> [EXCERPTED RECORDS]:
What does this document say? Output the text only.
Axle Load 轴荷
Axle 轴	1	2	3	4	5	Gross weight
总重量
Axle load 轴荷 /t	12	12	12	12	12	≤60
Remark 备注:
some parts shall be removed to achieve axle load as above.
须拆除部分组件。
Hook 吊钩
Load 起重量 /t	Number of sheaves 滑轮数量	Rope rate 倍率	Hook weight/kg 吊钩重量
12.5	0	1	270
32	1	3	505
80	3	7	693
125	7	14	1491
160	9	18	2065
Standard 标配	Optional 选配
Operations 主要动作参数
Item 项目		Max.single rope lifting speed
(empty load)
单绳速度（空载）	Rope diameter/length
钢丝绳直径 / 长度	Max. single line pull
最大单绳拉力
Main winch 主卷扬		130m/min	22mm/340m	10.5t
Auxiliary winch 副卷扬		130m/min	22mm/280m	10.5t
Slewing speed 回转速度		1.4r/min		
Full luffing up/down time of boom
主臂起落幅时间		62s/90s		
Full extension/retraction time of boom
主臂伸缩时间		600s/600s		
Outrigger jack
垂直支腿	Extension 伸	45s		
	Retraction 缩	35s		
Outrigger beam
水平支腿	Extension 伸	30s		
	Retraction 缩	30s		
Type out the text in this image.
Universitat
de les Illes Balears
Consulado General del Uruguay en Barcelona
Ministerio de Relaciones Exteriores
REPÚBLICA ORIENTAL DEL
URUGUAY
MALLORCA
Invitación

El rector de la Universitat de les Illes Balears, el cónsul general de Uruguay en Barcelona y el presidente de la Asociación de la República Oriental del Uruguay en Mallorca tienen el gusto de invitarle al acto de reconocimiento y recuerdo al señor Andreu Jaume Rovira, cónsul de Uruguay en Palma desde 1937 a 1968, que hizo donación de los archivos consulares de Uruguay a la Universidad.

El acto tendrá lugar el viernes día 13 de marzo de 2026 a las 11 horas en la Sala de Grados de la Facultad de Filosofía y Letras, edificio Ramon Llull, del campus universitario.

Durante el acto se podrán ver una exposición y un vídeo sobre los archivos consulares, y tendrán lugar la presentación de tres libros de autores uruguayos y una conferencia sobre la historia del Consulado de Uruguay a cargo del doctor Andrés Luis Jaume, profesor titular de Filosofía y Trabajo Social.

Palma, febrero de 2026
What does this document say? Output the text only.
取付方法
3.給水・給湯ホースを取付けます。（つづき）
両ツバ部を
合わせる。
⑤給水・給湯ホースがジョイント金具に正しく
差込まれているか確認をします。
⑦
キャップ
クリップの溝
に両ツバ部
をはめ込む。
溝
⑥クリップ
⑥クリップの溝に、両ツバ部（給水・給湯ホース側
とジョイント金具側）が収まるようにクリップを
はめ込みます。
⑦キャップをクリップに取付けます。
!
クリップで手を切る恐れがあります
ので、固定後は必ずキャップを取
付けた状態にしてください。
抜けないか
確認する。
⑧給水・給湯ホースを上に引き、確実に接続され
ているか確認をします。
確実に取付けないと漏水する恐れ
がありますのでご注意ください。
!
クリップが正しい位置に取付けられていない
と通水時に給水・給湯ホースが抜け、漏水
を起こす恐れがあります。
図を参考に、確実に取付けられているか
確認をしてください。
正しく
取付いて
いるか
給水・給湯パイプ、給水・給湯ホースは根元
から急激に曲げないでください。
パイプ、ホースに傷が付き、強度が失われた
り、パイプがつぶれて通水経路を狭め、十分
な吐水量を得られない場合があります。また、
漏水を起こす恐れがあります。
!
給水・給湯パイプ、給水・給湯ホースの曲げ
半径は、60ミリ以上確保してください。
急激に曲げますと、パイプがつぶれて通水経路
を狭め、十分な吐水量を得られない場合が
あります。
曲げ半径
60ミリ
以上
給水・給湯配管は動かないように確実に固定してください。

> [WHAT YOU SHOULD DO]: Write out every line from the records above, word for word.

> [WRITTEN ANSWER]:
What does this document say? Output the text only.
Axle Load 轴荷
Axle 轴	1	2	3	4	5	Gross weight
总重量
Axle load 轴荷 /t	12	12	12	12	12	≤60
Remark 备注:
some parts shall be removed to achieve axle load as above.
须拆除部分组件。
Hook 吊钩
Load 起重量 /t	Number of sheaves 滑轮数量	Rope rate 倍率	Hook weight/kg 吊钩重量
12.5	0	1	270
32	1	3	505
80	3	7	693
125	7	14	1491
160	9	18	2065
Standard 标配	Optional 选配
Operations 主要动作参数
Item 项目		Max.single rope lifting speed
(empty load)
单绳速度（空载）	Rope diameter/length
钢丝绳直径 / 长度	Max. single line pull
最大单绳拉力
Main winch 主卷扬		130m/min	22mm/340m	10.5t
Auxiliary winch 副卷扬		130m/min	22mm/280m	10.5t
Slewing speed 回转速度		1.4r/min		
Full luffing up/down time of boom
主臂起落幅时间		62s/90s		
Full extension/retraction time of boom
主臂伸缩时间		600s/600s		
Outrigger jack
垂直支腿	Extension 伸	45s		
	Retraction 缩	35s		
Outrigger beam
水平支腿	Extension 伸	30s		
	Retraction 缩	30s		
Type out the text in this image.
Universitat
de les Illes Balears
Consulado General del Uruguay en Barcelona
Ministerio de Relaciones Exteriores
REPÚBLICA ORIENTAL DEL
URUGUAY
MALLORCA
Invitación

El rector de la Universitat de les Illes Balears, el cónsul general de Uruguay en Barcelona y el presidente de la Asociación de la República Oriental del Uruguay en Mallorca tienen el gusto de invitarle al acto de reconocimiento y recuerdo al señor Andreu Jaume Rovira, cónsul de Uruguay en Palma desde 1937 a 1968, que hizo donación de los archivos consulares de Uruguay a la Universidad.

El acto tendrá lugar el viernes día 13 de marzo de 2026 a las 11 horas en la Sala de Grados de la Facultad de Filosofía y Letras, edificio Ramon Llull, del campus universitario.

Durante el acto se podrán ver una exposición y un vídeo sobre los archivos consulares, y tendrán lugar la presentación de tres libros de autores uruguayos y una conferencia sobre la historia del Consulado de Uruguay a cargo del doctor Andrés Luis Jaume, profesor titular de Filosofía y Trabajo Social.

Palma, febrero de 2026
What does this document say? Output the text only.
取付方法
3.給水・給湯ホースを取付けます。（つづき）
両ツバ部を
合わせる。
⑤給水・給湯ホースがジョイント金具に正しく
差込まれているか確認をします。
⑦
キャップ
クリップの溝
に両ツバ部
をはめ込む。
溝
⑥クリップ
⑥クリップの溝に、両ツバ部（給水・給湯ホース側
とジョイント金具側）が収まるようにクリップを
はめ込みます。
⑦キャップをクリップに取付けます。
!
クリップで手を切る恐れがあります
ので、固定後は必ずキャップを取
付けた状態にしてください。
抜けないか
確認する。
⑧給水・給湯ホースを上に引き、確実に接続され
ているか確認をします。
確実に取付けないと漏水する恐れ
がありますのでご注意ください。
!
クリップが正しい位置に取付けられていない
と通水時に給水・給湯ホースが抜け、漏水
を起こす恐れがあります。
図を参考に、確実に取付けられているか
確認をしてください。
正しく
取付いて
いるか
給水・給湯パイプ、給水・給湯ホースは根元
から急激に曲げないでください。
パイプ、ホースに傷が付き、強度が失われた
り、パイプがつぶれて通水経路を狭め、十分
な吐水量を得られない場合があります。また、
漏水を起こす恐れがあります。
!
給水・給湯パイプ、給水・給湯ホースの曲げ
半径は、60ミリ以上確保してください。
急激に曲げますと、パイプがつぶれて通水経路
を狭め、十分な吐水量を得られない場合が
あります。
曲げ半径
60ミリ
以上
給水・給湯配管は動かないように確実に固定してください。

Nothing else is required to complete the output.